Restate the records that follow word for word; no pictures should appear.
╭─ SOURCE RECORDS
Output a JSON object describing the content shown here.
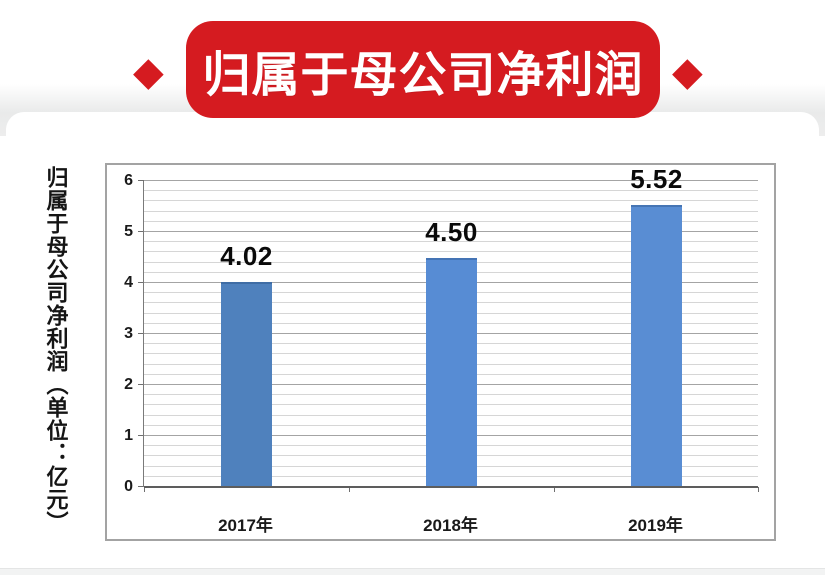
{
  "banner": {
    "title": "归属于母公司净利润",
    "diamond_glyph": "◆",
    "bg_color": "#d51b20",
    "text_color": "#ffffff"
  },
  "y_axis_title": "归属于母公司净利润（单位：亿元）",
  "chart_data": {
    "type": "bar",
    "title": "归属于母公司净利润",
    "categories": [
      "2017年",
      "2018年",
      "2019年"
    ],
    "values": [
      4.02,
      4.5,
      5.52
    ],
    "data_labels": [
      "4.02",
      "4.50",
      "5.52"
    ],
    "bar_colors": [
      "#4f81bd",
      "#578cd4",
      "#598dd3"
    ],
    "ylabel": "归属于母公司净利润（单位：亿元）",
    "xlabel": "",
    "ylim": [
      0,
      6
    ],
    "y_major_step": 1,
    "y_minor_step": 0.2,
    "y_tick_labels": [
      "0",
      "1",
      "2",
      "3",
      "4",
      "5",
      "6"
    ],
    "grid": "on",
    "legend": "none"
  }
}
╰─
OUTPUT -
Output a JSON object describing the content shown here.
{
  "banner": {
    "title": "归属于母公司净利润",
    "diamond_glyph": "◆",
    "bg_color": "#d51b20",
    "text_color": "#ffffff"
  },
  "y_axis_title": "归属于母公司净利润（单位：亿元）",
  "chart_data": {
    "type": "bar",
    "title": "归属于母公司净利润",
    "categories": [
      "2017年",
      "2018年",
      "2019年"
    ],
    "values": [
      4.02,
      4.5,
      5.52
    ],
    "data_labels": [
      "4.02",
      "4.50",
      "5.52"
    ],
    "bar_colors": [
      "#4f81bd",
      "#578cd4",
      "#598dd3"
    ],
    "ylabel": "归属于母公司净利润（单位：亿元）",
    "xlabel": "",
    "ylim": [
      0,
      6
    ],
    "y_major_step": 1,
    "y_minor_step": 0.2,
    "y_tick_labels": [
      "0",
      "1",
      "2",
      "3",
      "4",
      "5",
      "6"
    ],
    "grid": "on",
    "legend": "none"
  }
}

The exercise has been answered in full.